■ **TASK**
Going through the data below, copy out each line where the word "color" shows up.

[Page image transcription data]
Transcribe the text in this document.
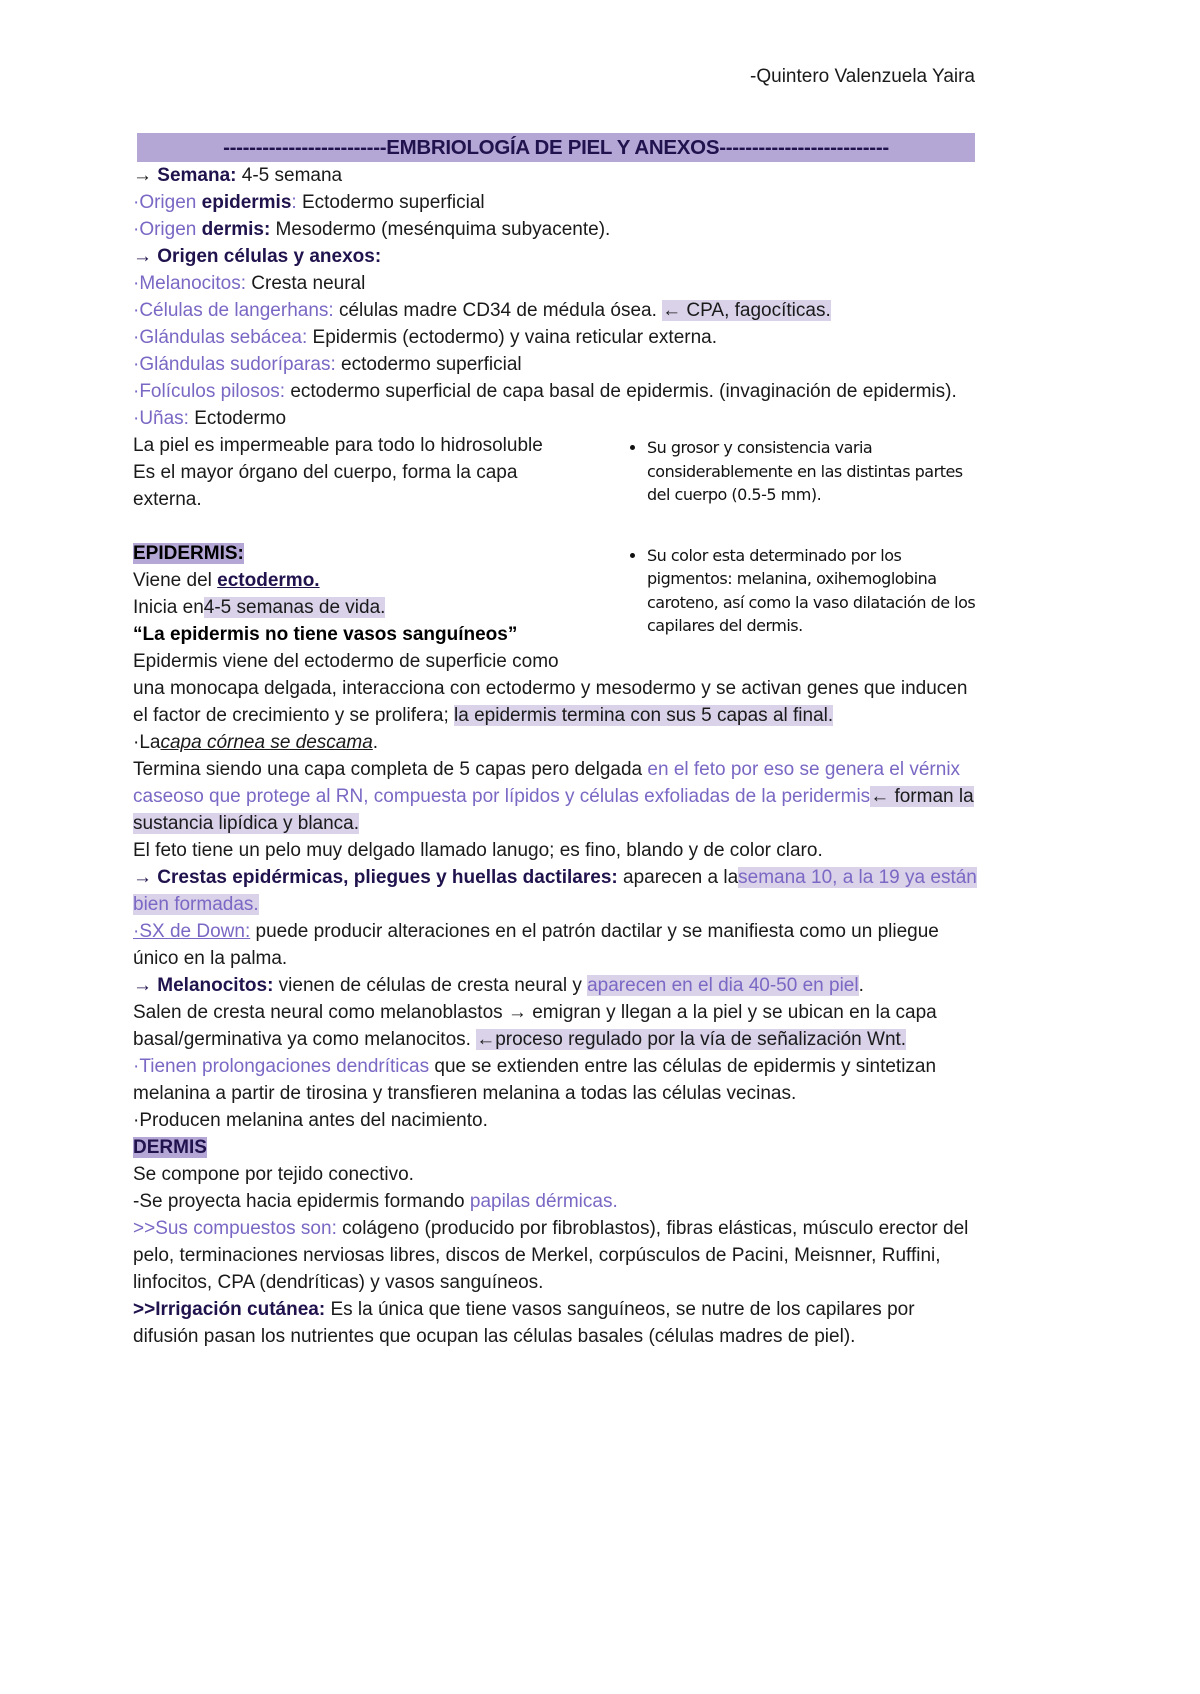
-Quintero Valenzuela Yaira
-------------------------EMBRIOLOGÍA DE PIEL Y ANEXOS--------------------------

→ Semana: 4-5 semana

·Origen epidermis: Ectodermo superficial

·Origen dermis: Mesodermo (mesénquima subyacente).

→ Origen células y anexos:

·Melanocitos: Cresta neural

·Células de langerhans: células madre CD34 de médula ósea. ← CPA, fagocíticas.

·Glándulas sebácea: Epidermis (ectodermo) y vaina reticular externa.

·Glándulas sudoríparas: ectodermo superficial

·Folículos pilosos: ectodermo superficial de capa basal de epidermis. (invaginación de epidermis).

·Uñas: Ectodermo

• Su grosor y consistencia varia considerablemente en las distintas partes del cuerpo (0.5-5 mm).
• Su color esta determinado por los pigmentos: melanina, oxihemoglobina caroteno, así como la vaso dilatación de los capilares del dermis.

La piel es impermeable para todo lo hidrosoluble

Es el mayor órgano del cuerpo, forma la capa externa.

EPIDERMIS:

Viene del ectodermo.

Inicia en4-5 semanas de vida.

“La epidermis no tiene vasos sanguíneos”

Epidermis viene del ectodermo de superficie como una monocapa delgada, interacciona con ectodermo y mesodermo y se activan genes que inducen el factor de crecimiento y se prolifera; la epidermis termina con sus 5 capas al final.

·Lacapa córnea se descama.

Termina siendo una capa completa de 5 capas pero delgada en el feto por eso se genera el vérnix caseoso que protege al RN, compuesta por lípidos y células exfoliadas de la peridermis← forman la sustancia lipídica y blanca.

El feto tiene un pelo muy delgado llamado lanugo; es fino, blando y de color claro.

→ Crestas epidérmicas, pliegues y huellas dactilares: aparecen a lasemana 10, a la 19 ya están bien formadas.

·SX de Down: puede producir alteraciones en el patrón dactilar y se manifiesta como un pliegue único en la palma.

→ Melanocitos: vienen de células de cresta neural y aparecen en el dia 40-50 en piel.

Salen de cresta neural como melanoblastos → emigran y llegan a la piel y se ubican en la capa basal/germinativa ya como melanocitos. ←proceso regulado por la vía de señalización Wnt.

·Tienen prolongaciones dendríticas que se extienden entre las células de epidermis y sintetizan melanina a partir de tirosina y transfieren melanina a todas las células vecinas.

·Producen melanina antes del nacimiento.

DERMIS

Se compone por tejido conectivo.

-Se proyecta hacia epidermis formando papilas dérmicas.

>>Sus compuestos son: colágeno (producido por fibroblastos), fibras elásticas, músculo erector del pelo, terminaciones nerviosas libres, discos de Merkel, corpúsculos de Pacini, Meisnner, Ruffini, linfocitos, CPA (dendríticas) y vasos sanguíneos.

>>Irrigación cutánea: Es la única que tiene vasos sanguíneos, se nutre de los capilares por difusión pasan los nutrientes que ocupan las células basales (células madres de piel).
...
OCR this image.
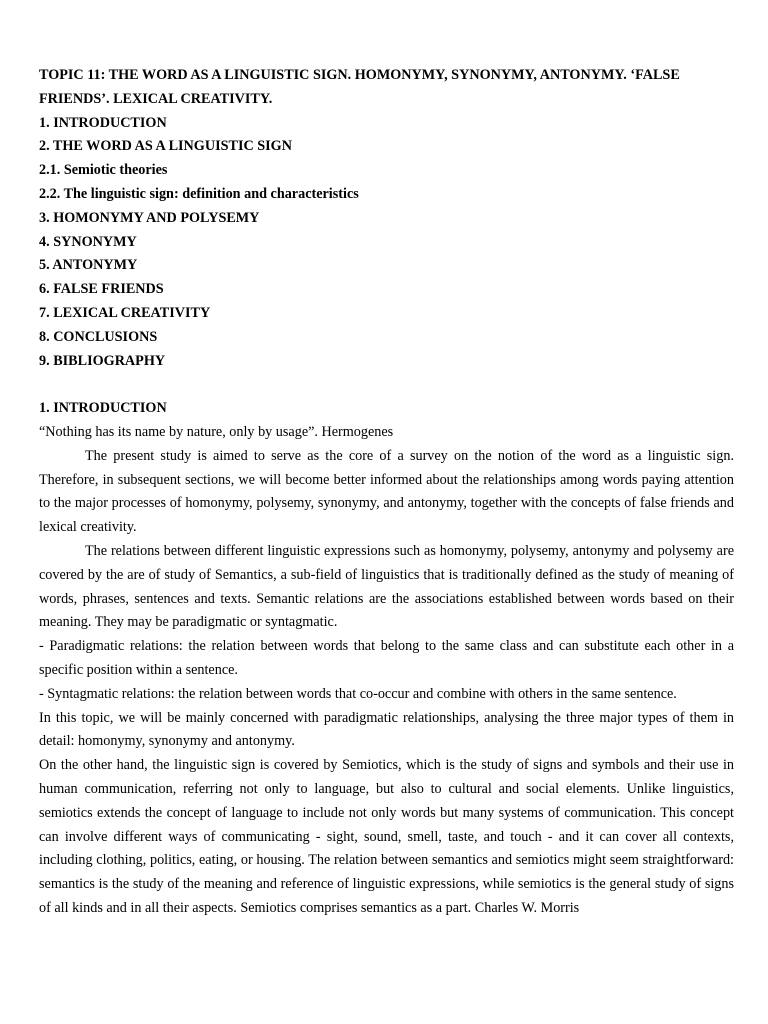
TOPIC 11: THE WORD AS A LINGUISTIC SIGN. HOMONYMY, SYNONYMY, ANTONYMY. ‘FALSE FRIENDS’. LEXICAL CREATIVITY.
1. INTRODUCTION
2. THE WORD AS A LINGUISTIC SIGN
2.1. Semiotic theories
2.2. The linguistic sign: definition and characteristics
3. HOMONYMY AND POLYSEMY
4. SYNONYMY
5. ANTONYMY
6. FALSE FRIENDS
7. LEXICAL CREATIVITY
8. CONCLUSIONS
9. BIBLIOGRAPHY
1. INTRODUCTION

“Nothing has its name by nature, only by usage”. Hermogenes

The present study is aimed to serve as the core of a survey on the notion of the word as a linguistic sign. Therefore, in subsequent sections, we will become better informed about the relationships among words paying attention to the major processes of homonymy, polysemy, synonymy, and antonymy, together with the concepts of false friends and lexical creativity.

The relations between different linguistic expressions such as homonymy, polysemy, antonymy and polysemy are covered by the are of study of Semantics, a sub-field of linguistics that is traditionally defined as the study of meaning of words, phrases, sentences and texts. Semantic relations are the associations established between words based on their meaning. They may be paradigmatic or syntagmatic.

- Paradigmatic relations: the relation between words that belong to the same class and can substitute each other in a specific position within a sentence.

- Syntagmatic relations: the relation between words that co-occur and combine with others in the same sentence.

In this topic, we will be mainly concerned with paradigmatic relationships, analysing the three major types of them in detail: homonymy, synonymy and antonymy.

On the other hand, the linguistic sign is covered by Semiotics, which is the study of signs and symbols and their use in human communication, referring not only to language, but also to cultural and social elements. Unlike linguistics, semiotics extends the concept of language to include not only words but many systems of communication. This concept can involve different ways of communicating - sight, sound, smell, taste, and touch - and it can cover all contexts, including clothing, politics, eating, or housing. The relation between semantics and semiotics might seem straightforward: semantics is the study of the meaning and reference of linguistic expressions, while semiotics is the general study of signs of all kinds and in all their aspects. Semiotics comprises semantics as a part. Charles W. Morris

■ **TASK RESPONSE**
• Su color esta determinado por los pigmentos: melanina, oxihemoglobina caroteno, así como la vaso dilatación de los capilares del dermis.
El feto tiene un pelo muy delgado llamado lanugo; es fino, blando y de color claro.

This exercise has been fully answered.